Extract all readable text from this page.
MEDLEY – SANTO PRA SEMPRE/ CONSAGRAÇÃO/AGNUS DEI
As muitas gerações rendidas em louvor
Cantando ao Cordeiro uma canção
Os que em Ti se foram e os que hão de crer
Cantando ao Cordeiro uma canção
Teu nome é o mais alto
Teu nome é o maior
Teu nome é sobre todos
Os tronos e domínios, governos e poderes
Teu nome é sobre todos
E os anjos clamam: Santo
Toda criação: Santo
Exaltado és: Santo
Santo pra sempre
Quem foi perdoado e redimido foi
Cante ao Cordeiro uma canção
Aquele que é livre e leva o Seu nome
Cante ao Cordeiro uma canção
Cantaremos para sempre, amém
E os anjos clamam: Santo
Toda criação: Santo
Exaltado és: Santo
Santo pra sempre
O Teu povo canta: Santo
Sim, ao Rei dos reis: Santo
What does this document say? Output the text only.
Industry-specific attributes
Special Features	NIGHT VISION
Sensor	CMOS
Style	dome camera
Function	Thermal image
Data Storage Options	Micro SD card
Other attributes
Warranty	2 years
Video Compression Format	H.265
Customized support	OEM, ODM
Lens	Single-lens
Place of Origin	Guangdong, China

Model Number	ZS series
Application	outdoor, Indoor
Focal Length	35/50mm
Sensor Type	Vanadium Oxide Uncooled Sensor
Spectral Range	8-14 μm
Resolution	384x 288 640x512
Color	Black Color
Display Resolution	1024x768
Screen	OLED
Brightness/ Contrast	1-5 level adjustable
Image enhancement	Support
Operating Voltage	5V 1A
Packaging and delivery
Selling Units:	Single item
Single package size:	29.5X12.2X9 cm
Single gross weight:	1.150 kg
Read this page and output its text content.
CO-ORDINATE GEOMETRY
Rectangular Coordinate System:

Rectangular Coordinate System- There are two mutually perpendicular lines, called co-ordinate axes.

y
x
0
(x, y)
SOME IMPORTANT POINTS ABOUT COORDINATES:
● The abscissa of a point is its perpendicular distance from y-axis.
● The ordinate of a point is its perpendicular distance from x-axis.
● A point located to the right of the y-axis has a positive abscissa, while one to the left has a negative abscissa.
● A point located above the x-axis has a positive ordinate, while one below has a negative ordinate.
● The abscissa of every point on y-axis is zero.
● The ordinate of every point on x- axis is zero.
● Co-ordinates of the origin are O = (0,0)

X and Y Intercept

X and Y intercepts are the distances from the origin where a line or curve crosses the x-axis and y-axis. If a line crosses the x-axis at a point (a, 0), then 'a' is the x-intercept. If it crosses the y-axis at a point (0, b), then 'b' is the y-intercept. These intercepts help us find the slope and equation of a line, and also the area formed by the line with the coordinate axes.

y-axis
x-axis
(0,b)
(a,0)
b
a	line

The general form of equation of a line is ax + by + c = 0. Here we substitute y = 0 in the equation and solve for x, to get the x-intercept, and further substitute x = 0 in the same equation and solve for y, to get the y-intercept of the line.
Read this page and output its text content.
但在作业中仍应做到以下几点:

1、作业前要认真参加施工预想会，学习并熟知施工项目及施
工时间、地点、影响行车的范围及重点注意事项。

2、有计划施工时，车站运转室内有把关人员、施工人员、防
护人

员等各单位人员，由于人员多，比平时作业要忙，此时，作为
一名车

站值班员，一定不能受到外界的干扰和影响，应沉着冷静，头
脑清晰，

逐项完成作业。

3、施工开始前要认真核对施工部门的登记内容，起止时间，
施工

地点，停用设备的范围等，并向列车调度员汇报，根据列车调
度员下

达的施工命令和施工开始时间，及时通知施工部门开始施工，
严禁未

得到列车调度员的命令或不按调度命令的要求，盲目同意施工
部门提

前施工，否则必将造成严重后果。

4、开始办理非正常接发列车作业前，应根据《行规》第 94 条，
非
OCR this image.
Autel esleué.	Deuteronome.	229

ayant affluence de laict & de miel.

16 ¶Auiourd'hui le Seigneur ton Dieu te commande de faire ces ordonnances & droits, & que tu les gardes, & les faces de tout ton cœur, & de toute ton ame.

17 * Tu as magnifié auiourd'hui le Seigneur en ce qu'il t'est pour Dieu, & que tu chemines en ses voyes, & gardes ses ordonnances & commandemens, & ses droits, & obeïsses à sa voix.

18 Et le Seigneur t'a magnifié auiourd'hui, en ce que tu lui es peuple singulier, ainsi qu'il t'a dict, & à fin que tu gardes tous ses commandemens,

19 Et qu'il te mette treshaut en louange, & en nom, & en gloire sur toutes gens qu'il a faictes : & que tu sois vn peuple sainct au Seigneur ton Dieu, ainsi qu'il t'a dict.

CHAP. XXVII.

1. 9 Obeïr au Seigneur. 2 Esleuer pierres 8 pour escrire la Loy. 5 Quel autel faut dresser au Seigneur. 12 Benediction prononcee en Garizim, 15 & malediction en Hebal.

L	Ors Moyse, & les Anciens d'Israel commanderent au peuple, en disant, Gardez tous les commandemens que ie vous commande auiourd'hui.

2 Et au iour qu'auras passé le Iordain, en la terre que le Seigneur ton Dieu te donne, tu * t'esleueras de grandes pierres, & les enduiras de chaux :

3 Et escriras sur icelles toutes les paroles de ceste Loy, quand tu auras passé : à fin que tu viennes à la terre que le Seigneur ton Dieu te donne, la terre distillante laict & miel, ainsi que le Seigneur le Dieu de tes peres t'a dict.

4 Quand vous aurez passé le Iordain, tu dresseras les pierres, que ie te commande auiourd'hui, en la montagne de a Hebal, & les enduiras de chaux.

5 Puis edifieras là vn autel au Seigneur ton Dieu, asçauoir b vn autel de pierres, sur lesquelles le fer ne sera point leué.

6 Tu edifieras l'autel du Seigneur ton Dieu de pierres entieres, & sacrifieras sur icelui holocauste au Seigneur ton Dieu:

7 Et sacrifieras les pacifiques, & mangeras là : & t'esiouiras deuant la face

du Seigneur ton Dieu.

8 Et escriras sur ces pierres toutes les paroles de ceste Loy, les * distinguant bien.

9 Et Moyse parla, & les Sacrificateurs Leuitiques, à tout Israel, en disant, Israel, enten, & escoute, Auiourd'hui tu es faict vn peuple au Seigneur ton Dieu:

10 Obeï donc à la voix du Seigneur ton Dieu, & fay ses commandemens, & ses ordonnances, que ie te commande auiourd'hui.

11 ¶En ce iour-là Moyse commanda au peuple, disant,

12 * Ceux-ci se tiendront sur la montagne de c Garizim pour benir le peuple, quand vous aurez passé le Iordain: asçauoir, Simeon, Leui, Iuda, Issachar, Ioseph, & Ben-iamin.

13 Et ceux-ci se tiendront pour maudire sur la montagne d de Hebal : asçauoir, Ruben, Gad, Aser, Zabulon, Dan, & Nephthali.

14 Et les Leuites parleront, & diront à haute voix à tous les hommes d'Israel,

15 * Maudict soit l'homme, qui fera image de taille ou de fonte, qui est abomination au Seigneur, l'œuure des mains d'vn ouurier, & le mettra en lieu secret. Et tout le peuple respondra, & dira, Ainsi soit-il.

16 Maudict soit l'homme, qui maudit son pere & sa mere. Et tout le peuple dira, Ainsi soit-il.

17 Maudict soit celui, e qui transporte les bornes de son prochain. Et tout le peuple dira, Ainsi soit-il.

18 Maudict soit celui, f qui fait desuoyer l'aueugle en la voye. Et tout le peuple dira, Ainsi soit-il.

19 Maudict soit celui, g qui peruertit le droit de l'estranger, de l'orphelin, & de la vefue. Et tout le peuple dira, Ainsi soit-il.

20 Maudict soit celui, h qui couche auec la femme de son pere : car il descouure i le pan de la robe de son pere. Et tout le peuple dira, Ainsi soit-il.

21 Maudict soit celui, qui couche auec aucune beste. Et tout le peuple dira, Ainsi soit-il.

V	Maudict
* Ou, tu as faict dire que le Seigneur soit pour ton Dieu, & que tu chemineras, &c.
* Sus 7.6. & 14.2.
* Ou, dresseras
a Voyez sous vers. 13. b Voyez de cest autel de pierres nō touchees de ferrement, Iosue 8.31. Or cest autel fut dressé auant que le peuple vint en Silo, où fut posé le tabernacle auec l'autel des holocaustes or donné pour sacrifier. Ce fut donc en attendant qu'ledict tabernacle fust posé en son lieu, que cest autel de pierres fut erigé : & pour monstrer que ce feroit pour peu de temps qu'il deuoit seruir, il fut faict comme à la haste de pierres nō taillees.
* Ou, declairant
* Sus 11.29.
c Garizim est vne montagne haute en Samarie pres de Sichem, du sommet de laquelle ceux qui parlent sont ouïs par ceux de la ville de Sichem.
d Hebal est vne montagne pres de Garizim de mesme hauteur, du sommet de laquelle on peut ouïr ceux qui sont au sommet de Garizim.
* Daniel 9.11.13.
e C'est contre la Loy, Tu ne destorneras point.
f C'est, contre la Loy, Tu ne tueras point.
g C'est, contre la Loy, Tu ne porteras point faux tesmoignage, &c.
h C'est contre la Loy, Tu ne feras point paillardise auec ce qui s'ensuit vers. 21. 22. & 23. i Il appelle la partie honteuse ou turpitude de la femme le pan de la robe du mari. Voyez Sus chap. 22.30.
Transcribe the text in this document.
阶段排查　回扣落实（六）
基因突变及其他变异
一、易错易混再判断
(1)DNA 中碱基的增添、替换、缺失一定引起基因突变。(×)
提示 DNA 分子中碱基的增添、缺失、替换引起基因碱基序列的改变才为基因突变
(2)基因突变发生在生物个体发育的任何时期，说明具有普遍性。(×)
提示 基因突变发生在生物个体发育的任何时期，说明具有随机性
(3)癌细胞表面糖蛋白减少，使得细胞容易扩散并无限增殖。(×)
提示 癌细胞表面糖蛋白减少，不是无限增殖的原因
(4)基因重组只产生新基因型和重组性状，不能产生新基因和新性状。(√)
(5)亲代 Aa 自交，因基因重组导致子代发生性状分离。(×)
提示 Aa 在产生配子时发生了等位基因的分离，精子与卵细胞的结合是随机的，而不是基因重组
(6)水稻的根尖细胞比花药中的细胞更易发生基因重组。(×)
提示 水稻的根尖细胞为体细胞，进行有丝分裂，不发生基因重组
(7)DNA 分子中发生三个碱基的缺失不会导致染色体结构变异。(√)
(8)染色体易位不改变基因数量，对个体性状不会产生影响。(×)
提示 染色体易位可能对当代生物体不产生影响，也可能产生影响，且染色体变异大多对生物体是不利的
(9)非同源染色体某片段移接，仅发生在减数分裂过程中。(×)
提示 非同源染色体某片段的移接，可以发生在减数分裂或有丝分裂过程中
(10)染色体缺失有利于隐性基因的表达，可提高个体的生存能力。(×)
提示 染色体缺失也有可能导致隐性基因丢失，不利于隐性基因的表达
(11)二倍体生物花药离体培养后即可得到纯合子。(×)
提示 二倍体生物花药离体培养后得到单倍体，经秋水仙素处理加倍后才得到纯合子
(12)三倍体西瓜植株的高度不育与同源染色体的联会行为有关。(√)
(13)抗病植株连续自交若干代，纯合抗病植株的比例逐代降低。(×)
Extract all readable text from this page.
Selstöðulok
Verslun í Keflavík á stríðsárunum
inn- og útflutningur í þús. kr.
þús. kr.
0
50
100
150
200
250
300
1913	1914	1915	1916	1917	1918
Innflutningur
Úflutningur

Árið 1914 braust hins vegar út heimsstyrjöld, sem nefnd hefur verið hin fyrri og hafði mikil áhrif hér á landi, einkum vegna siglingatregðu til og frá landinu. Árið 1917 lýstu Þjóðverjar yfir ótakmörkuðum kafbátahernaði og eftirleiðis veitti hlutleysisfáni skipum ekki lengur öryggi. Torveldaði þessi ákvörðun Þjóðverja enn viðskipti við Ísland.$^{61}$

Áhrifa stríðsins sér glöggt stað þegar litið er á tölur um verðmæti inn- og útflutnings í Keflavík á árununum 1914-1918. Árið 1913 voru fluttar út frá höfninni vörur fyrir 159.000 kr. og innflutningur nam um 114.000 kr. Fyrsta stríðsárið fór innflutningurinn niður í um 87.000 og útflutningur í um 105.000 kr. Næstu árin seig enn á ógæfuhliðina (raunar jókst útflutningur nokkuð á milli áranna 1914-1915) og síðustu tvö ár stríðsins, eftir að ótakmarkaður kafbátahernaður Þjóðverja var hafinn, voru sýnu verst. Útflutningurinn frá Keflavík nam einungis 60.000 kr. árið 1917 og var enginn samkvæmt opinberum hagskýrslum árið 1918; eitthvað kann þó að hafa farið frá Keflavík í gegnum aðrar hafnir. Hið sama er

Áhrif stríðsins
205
================================
Extract each line from the entries above that contains the string "contre".

- [TASK RESULT]
e C'est contre la Loy, Tu ne destorneras point.
f C'est, contre la Loy, Tu ne tueras point.
g C'est, contre la Loy, Tu ne porteras point faux tesmoignage, &c.
h C'est contre la Loy, Tu ne feras point paillardise auec ce qui s'ensuit vers. 21. 22. & 23. i Il appelle la partie honteuse ou turpitude de la femme le pan de la robe du mari. Voyez Sus chap. 22.30.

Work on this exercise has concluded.